Start GIVEN INFORMATION

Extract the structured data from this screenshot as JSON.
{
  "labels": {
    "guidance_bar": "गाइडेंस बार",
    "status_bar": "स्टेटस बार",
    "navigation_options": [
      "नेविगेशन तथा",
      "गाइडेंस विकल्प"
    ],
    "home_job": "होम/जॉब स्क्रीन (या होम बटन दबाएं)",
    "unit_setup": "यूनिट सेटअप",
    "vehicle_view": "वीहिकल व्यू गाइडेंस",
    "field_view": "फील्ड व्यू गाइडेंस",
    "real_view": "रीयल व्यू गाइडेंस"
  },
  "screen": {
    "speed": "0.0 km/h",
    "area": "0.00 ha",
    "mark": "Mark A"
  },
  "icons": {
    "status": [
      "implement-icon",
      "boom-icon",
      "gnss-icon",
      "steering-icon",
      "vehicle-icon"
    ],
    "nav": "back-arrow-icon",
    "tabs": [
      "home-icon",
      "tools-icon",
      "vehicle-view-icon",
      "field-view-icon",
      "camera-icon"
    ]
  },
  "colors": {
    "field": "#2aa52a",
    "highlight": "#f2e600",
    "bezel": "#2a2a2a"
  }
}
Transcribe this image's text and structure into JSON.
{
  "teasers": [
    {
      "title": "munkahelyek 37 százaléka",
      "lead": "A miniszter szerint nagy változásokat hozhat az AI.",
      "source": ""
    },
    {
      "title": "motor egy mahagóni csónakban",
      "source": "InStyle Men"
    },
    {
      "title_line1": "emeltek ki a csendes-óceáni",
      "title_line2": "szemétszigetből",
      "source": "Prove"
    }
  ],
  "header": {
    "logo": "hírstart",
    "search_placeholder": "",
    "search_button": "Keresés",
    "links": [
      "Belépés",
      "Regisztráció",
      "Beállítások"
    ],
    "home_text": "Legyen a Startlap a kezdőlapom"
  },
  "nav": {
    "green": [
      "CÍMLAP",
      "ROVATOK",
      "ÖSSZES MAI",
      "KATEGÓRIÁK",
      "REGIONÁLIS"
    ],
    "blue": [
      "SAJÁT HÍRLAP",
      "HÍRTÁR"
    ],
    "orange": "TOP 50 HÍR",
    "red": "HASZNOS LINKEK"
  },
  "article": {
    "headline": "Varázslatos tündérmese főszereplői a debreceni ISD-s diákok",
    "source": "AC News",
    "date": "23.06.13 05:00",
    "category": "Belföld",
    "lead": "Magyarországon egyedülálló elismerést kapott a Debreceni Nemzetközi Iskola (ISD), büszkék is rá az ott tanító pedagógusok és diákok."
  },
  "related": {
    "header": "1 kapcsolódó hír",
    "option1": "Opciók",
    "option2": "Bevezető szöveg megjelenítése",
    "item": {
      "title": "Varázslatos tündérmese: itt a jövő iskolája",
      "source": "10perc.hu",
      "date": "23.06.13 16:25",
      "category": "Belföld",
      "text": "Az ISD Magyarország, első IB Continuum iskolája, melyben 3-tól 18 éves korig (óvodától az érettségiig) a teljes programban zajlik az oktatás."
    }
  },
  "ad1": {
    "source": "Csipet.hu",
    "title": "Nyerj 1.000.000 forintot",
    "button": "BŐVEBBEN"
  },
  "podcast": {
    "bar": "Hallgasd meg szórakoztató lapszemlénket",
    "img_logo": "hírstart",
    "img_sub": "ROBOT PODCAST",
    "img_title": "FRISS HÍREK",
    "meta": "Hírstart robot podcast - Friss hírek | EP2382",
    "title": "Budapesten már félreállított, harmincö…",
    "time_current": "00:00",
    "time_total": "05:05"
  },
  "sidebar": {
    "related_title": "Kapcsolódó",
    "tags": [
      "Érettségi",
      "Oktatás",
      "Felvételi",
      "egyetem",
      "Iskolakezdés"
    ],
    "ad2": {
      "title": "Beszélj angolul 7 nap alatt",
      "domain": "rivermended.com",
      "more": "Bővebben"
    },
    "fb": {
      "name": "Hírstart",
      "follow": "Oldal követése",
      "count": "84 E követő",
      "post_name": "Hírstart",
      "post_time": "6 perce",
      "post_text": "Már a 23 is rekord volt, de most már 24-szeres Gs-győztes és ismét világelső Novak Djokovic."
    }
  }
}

End GIVEN INFORMATION

**TASK REQUIREMENTS**. Above are some records; repeat all of them exactly.

**REPLY**.
Extract the structured data from this screenshot as JSON.
{
  "labels": {
    "guidance_bar": "गाइडेंस बार",
    "status_bar": "स्टेटस बार",
    "navigation_options": [
      "नेविगेशन तथा",
      "गाइडेंस विकल्प"
    ],
    "home_job": "होम/जॉब स्क्रीन (या होम बटन दबाएं)",
    "unit_setup": "यूनिट सेटअप",
    "vehicle_view": "वीहिकल व्यू गाइडेंस",
    "field_view": "फील्ड व्यू गाइडेंस",
    "real_view": "रीयल व्यू गाइडेंस"
  },
  "screen": {
    "speed": "0.0 km/h",
    "area": "0.00 ha",
    "mark": "Mark A"
  },
  "icons": {
    "status": [
      "implement-icon",
      "boom-icon",
      "gnss-icon",
      "steering-icon",
      "vehicle-icon"
    ],
    "nav": "back-arrow-icon",
    "tabs": [
      "home-icon",
      "tools-icon",
      "vehicle-view-icon",
      "field-view-icon",
      "camera-icon"
    ]
  },
  "colors": {
    "field": "#2aa52a",
    "highlight": "#f2e600",
    "bezel": "#2a2a2a"
  }
}
Transcribe this image's text and structure into JSON.
{
  "teasers": [
    {
      "title": "munkahelyek 37 százaléka",
      "lead": "A miniszter szerint nagy változásokat hozhat az AI.",
      "source": ""
    },
    {
      "title": "motor egy mahagóni csónakban",
      "source": "InStyle Men"
    },
    {
      "title_line1": "emeltek ki a csendes-óceáni",
      "title_line2": "szemétszigetből",
      "source": "Prove"
    }
  ],
  "header": {
    "logo": "hírstart",
    "search_placeholder": "",
    "search_button": "Keresés",
    "links": [
      "Belépés",
      "Regisztráció",
      "Beállítások"
    ],
    "home_text": "Legyen a Startlap a kezdőlapom"
  },
  "nav": {
    "green": [
      "CÍMLAP",
      "ROVATOK",
      "ÖSSZES MAI",
      "KATEGÓRIÁK",
      "REGIONÁLIS"
    ],
    "blue": [
      "SAJÁT HÍRLAP",
      "HÍRTÁR"
    ],
    "orange": "TOP 50 HÍR",
    "red": "HASZNOS LINKEK"
  },
  "article": {
    "headline": "Varázslatos tündérmese főszereplői a debreceni ISD-s diákok",
    "source": "AC News",
    "date": "23.06.13 05:00",
    "category": "Belföld",
    "lead": "Magyarországon egyedülálló elismerést kapott a Debreceni Nemzetközi Iskola (ISD), büszkék is rá az ott tanító pedagógusok és diákok."
  },
  "related": {
    "header": "1 kapcsolódó hír",
    "option1": "Opciók",
    "option2": "Bevezető szöveg megjelenítése",
    "item": {
      "title": "Varázslatos tündérmese: itt a jövő iskolája",
      "source": "10perc.hu",
      "date": "23.06.13 16:25",
      "category": "Belföld",
      "text": "Az ISD Magyarország, első IB Continuum iskolája, melyben 3-tól 18 éves korig (óvodától az érettségiig) a teljes programban zajlik az oktatás."
    }
  },
  "ad1": {
    "source": "Csipet.hu",
    "title": "Nyerj 1.000.000 forintot",
    "button": "BŐVEBBEN"
  },
  "podcast": {
    "bar": "Hallgasd meg szórakoztató lapszemlénket",
    "img_logo": "hírstart",
    "img_sub": "ROBOT PODCAST",
    "img_title": "FRISS HÍREK",
    "meta": "Hírstart robot podcast - Friss hírek | EP2382",
    "title": "Budapesten már félreállított, harmincö…",
    "time_current": "00:00",
    "time_total": "05:05"
  },
  "sidebar": {
    "related_title": "Kapcsolódó",
    "tags": [
      "Érettségi",
      "Oktatás",
      "Felvételi",
      "egyetem",
      "Iskolakezdés"
    ],
    "ad2": {
      "title": "Beszélj angolul 7 nap alatt",
      "domain": "rivermended.com",
      "more": "Bővebben"
    },
    "fb": {
      "name": "Hírstart",
      "follow": "Oldal követése",
      "count": "84 E követő",
      "post_name": "Hírstart",
      "post_time": "6 perce",
      "post_text": "Már a 23 is rekord volt, de most már 24-szeres Gs-győztes és ismét világelső Novak Djokovic."
    }
  }
}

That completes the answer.